- [Work instructions]:
Copy each line below without leaving any out.

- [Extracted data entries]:
------------------------------------------------

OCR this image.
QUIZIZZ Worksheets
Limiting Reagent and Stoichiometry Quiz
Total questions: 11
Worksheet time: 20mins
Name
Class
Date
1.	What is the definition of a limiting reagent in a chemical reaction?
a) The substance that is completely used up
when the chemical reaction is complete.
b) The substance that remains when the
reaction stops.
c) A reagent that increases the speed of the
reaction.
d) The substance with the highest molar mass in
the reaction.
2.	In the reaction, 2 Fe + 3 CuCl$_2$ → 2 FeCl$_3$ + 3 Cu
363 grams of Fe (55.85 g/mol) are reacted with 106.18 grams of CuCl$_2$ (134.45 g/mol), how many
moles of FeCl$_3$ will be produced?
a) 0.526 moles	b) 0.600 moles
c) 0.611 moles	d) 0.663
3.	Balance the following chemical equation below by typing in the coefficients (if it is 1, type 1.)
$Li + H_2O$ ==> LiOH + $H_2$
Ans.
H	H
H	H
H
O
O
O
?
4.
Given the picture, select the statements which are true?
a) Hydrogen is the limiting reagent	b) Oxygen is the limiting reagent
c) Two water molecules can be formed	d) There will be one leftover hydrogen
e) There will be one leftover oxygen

------------------------------------------------

- [Task result]:
OCR this image.
QUIZIZZ Worksheets
Limiting Reagent and Stoichiometry Quiz
Total questions: 11
Worksheet time: 20mins
Name
Class
Date
1.	What is the definition of a limiting reagent in a chemical reaction?
a) The substance that is completely used up
when the chemical reaction is complete.
b) The substance that remains when the
reaction stops.
c) A reagent that increases the speed of the
reaction.
d) The substance with the highest molar mass in
the reaction.
2.	In the reaction, 2 Fe + 3 CuCl$_2$ → 2 FeCl$_3$ + 3 Cu
363 grams of Fe (55.85 g/mol) are reacted with 106.18 grams of CuCl$_2$ (134.45 g/mol), how many
moles of FeCl$_3$ will be produced?
a) 0.526 moles	b) 0.600 moles
c) 0.611 moles	d) 0.663
3.	Balance the following chemical equation below by typing in the coefficients (if it is 1, type 1.)
$Li + H_2O$ ==> LiOH + $H_2$
Ans.
H	H
H	H
H
O
O
O
?
4.
Given the picture, select the statements which are true?
a) Hydrogen is the limiting reagent	b) Oxygen is the limiting reagent
c) Two water molecules can be formed	d) There will be one leftover hydrogen
e) There will be one leftover oxygen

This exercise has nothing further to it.